» **Data entries**:
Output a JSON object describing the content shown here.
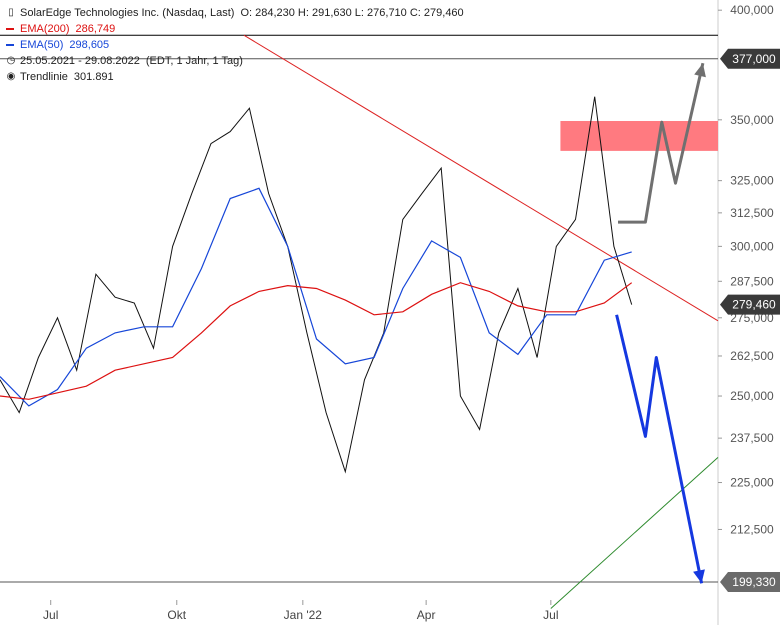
{
  "legend": {
    "title": "SolarEdge Technologies Inc. (Nasdaq, Last)",
    "ohlc": "O: 284,230  H: 291,630  L: 276,710  C: 279,460",
    "ema200_label": "EMA(200)",
    "ema200_value": "286,749",
    "ema50_label": "EMA(50)",
    "ema50_value": "298,605",
    "range": "25.05.2021 - 29.08.2022",
    "range_note": "(EDT, 1 Jahr, 1 Tag)",
    "trend_label": "Trendlinie",
    "trend_value": "301.891",
    "colors": {
      "ema200": "#dd1111",
      "ema50": "#1646d8",
      "candles": "#111111"
    }
  },
  "chart_data": {
    "type": "line",
    "title": "SolarEdge Technologies Inc. (Nasdaq, Last)",
    "y_axis": {
      "ticks": [
        400,
        350,
        325,
        312.5,
        300,
        287.5,
        275,
        262.5,
        250,
        237.5,
        225,
        212.5
      ],
      "tick_labels": [
        "400,000",
        "350,000",
        "325,000",
        "312,500",
        "300,000",
        "287,500",
        "275,000",
        "262,500",
        "250,000",
        "237,500",
        "225,000",
        "212,500"
      ],
      "ylim": [
        195,
        405
      ],
      "scale": "log",
      "position": "right"
    },
    "x_axis": {
      "labels": [
        "Jul",
        "Okt",
        "Jan '22",
        "Apr",
        "Jul"
      ],
      "label_dates": [
        "2021-07-01",
        "2021-10-01",
        "2022-01-01",
        "2022-04-01",
        "2022-07-01"
      ],
      "range": [
        "2021-05-25",
        "2022-10-31"
      ]
    },
    "markers": [
      {
        "label": "377,000",
        "value": 377.0,
        "style": "dark"
      },
      {
        "label": "279,460",
        "value": 279.46,
        "style": "dark"
      },
      {
        "label": "199,330",
        "value": 199.33,
        "style": "gray"
      }
    ],
    "horizontal_lines": [
      {
        "value": 388.0,
        "color": "#000000"
      },
      {
        "value": 377.0,
        "color": "#555555"
      },
      {
        "value": 199.33,
        "color": "#555555"
      }
    ],
    "trendlines": [
      {
        "name": "Trendlinie",
        "color": "#dd2222",
        "from": [
          "2021-11-19",
          388.0
        ],
        "to": [
          "2022-10-31",
          274.0
        ]
      },
      {
        "color": "#2e8b2e",
        "from": [
          "2022-07-01",
          193.0
        ],
        "to": [
          "2022-10-31",
          232.0
        ]
      }
    ],
    "zones": [
      {
        "color": "#ff7a80",
        "from_date": "2022-07-08",
        "to_date": "2022-10-31",
        "low": 337.0,
        "high": 349.5
      }
    ],
    "scenarios": [
      {
        "color": "#707070",
        "points": [
          [
            "2022-08-19",
            309.0
          ],
          [
            "2022-09-08",
            309.0
          ],
          [
            "2022-09-20",
            349.0
          ],
          [
            "2022-09-30",
            324.0
          ],
          [
            "2022-10-20",
            375.0
          ]
        ]
      },
      {
        "color": "#1538e0",
        "points": [
          [
            "2022-08-18",
            276.0
          ],
          [
            "2022-09-08",
            238.0
          ],
          [
            "2022-09-16",
            262.0
          ],
          [
            "2022-10-19",
            199.0
          ]
        ]
      }
    ],
    "series": [
      {
        "name": "EMA(200)",
        "color": "#dd1111",
        "x": [
          "2021-05-25",
          "2021-06-15",
          "2021-07-06",
          "2021-07-27",
          "2021-08-17",
          "2021-09-07",
          "2021-09-28",
          "2021-10-19",
          "2021-11-09",
          "2021-11-30",
          "2021-12-21",
          "2022-01-11",
          "2022-02-01",
          "2022-02-22",
          "2022-03-15",
          "2022-04-05",
          "2022-04-26",
          "2022-05-17",
          "2022-06-07",
          "2022-06-28",
          "2022-07-19",
          "2022-08-09",
          "2022-08-29"
        ],
        "y": [
          250,
          249,
          251,
          253,
          258,
          260,
          262,
          270,
          279,
          284,
          286,
          285,
          281,
          276,
          277,
          283,
          287,
          284,
          279,
          277,
          277,
          280,
          287
        ]
      },
      {
        "name": "EMA(50)",
        "color": "#1646d8",
        "x": [
          "2021-05-25",
          "2021-06-15",
          "2021-07-06",
          "2021-07-27",
          "2021-08-17",
          "2021-09-07",
          "2021-09-28",
          "2021-10-19",
          "2021-11-09",
          "2021-11-30",
          "2021-12-21",
          "2022-01-11",
          "2022-02-01",
          "2022-02-22",
          "2022-03-15",
          "2022-04-05",
          "2022-04-26",
          "2022-05-17",
          "2022-06-07",
          "2022-06-28",
          "2022-07-19",
          "2022-08-09",
          "2022-08-29"
        ],
        "y": [
          256,
          247,
          252,
          265,
          270,
          272,
          272,
          292,
          318,
          322,
          300,
          268,
          260,
          262,
          285,
          302,
          296,
          270,
          263,
          276,
          276,
          295,
          298
        ]
      },
      {
        "name": "Kurs (Close)",
        "color": "#111111",
        "x": [
          "2021-05-25",
          "2021-06-08",
          "2021-06-22",
          "2021-07-06",
          "2021-07-20",
          "2021-08-03",
          "2021-08-17",
          "2021-08-31",
          "2021-09-14",
          "2021-09-28",
          "2021-10-12",
          "2021-10-26",
          "2021-11-09",
          "2021-11-23",
          "2021-12-07",
          "2021-12-21",
          "2022-01-04",
          "2022-01-18",
          "2022-02-01",
          "2022-02-15",
          "2022-03-01",
          "2022-03-15",
          "2022-03-29",
          "2022-04-12",
          "2022-04-26",
          "2022-05-10",
          "2022-05-24",
          "2022-06-07",
          "2022-06-21",
          "2022-07-05",
          "2022-07-19",
          "2022-08-02",
          "2022-08-16",
          "2022-08-29"
        ],
        "y": [
          255,
          245,
          262,
          275,
          258,
          290,
          282,
          280,
          265,
          300,
          320,
          340,
          345,
          355,
          320,
          300,
          270,
          245,
          228,
          255,
          270,
          310,
          320,
          330,
          250,
          240,
          270,
          285,
          262,
          300,
          310,
          360,
          300,
          279.46
        ]
      }
    ]
  }
}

» **Stated problem**: Every line of the records that includes the word "Trendlinie" should be gathered.

» **Full response**:
    "trend_label": "Trendlinie",
        "name": "Trendlinie",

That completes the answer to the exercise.